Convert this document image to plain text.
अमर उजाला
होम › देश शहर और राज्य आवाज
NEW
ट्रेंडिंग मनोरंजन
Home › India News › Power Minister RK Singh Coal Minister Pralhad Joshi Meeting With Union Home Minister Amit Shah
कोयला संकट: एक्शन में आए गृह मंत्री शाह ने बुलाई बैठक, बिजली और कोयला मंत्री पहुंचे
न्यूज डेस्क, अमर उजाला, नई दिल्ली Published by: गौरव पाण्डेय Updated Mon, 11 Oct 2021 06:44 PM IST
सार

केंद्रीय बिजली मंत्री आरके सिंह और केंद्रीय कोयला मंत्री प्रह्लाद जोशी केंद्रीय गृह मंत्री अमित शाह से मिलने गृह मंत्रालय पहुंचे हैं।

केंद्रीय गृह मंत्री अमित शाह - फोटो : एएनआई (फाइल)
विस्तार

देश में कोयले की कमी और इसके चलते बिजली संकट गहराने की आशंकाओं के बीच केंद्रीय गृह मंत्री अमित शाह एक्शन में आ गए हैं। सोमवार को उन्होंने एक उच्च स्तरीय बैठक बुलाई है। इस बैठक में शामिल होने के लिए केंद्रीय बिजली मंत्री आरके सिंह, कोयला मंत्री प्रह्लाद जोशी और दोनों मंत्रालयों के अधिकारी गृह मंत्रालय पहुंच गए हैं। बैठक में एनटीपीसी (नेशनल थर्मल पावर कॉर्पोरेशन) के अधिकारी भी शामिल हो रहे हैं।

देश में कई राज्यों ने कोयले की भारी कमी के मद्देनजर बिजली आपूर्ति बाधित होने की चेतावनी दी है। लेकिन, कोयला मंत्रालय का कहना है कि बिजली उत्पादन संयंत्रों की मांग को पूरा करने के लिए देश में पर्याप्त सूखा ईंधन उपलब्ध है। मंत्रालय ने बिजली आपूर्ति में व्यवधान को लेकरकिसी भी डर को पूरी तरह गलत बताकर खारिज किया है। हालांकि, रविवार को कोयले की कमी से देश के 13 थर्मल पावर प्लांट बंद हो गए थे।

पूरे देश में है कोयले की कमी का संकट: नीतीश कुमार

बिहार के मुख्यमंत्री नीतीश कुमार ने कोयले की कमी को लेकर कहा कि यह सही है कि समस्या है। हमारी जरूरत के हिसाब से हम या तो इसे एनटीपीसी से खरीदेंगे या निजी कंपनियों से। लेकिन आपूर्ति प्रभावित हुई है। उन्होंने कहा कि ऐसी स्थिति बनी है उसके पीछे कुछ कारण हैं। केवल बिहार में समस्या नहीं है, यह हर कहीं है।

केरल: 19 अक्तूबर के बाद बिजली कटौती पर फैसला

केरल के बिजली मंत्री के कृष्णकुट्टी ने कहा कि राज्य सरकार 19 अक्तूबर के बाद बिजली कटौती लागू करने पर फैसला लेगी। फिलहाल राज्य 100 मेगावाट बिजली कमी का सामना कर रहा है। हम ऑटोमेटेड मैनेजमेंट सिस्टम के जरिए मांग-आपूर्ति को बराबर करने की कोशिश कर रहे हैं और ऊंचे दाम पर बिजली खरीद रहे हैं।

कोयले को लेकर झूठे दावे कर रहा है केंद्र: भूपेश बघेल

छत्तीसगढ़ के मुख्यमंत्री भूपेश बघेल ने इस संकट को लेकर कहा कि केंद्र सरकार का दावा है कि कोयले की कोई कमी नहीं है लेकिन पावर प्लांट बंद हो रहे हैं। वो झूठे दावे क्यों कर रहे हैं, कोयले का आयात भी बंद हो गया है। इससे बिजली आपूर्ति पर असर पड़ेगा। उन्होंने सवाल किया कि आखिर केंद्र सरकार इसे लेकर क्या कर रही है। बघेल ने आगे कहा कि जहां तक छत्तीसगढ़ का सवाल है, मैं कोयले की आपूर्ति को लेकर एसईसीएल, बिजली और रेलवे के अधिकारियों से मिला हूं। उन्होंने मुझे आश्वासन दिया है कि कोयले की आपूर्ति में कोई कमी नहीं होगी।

Set problem
Word for word, quote all of the data above.

The response
Convert this document image to plain text.
अमर उजाला
होम › देश शहर और राज्य आवाज
NEW
ट्रेंडिंग मनोरंजन
Home › India News › Power Minister RK Singh Coal Minister Pralhad Joshi Meeting With Union Home Minister Amit Shah
कोयला संकट: एक्शन में आए गृह मंत्री शाह ने बुलाई बैठक, बिजली और कोयला मंत्री पहुंचे
न्यूज डेस्क, अमर उजाला, नई दिल्ली Published by: गौरव पाण्डेय Updated Mon, 11 Oct 2021 06:44 PM IST
सार

केंद्रीय बिजली मंत्री आरके सिंह और केंद्रीय कोयला मंत्री प्रह्लाद जोशी केंद्रीय गृह मंत्री अमित शाह से मिलने गृह मंत्रालय पहुंचे हैं।

केंद्रीय गृह मंत्री अमित शाह - फोटो : एएनआई (फाइल)
विस्तार

देश में कोयले की कमी और इसके चलते बिजली संकट गहराने की आशंकाओं के बीच केंद्रीय गृह मंत्री अमित शाह एक्शन में आ गए हैं। सोमवार को उन्होंने एक उच्च स्तरीय बैठक बुलाई है। इस बैठक में शामिल होने के लिए केंद्रीय बिजली मंत्री आरके सिंह, कोयला मंत्री प्रह्लाद जोशी और दोनों मंत्रालयों के अधिकारी गृह मंत्रालय पहुंच गए हैं। बैठक में एनटीपीसी (नेशनल थर्मल पावर कॉर्पोरेशन) के अधिकारी भी शामिल हो रहे हैं।

देश में कई राज्यों ने कोयले की भारी कमी के मद्देनजर बिजली आपूर्ति बाधित होने की चेतावनी दी है। लेकिन, कोयला मंत्रालय का कहना है कि बिजली उत्पादन संयंत्रों की मांग को पूरा करने के लिए देश में पर्याप्त सूखा ईंधन उपलब्ध है। मंत्रालय ने बिजली आपूर्ति में व्यवधान को लेकरकिसी भी डर को पूरी तरह गलत बताकर खारिज किया है। हालांकि, रविवार को कोयले की कमी से देश के 13 थर्मल पावर प्लांट बंद हो गए थे।

पूरे देश में है कोयले की कमी का संकट: नीतीश कुमार

बिहार के मुख्यमंत्री नीतीश कुमार ने कोयले की कमी को लेकर कहा कि यह सही है कि समस्या है। हमारी जरूरत के हिसाब से हम या तो इसे एनटीपीसी से खरीदेंगे या निजी कंपनियों से। लेकिन आपूर्ति प्रभावित हुई है। उन्होंने कहा कि ऐसी स्थिति बनी है उसके पीछे कुछ कारण हैं। केवल बिहार में समस्या नहीं है, यह हर कहीं है।

केरल: 19 अक्तूबर के बाद बिजली कटौती पर फैसला

केरल के बिजली मंत्री के कृष्णकुट्टी ने कहा कि राज्य सरकार 19 अक्तूबर के बाद बिजली कटौती लागू करने पर फैसला लेगी। फिलहाल राज्य 100 मेगावाट बिजली कमी का सामना कर रहा है। हम ऑटोमेटेड मैनेजमेंट सिस्टम के जरिए मांग-आपूर्ति को बराबर करने की कोशिश कर रहे हैं और ऊंचे दाम पर बिजली खरीद रहे हैं।

कोयले को लेकर झूठे दावे कर रहा है केंद्र: भूपेश बघेल

छत्तीसगढ़ के मुख्यमंत्री भूपेश बघेल ने इस संकट को लेकर कहा कि केंद्र सरकार का दावा है कि कोयले की कोई कमी नहीं है लेकिन पावर प्लांट बंद हो रहे हैं। वो झूठे दावे क्यों कर रहे हैं, कोयले का आयात भी बंद हो गया है। इससे बिजली आपूर्ति पर असर पड़ेगा। उन्होंने सवाल किया कि आखिर केंद्र सरकार इसे लेकर क्या कर रही है। बघेल ने आगे कहा कि जहां तक छत्तीसगढ़ का सवाल है, मैं कोयले की आपूर्ति को लेकर एसईसीएल, बिजली और रेलवे के अधिकारियों से मिला हूं। उन्होंने मुझे आश्वासन दिया है कि कोयले की आपूर्ति में कोई कमी नहीं होगी।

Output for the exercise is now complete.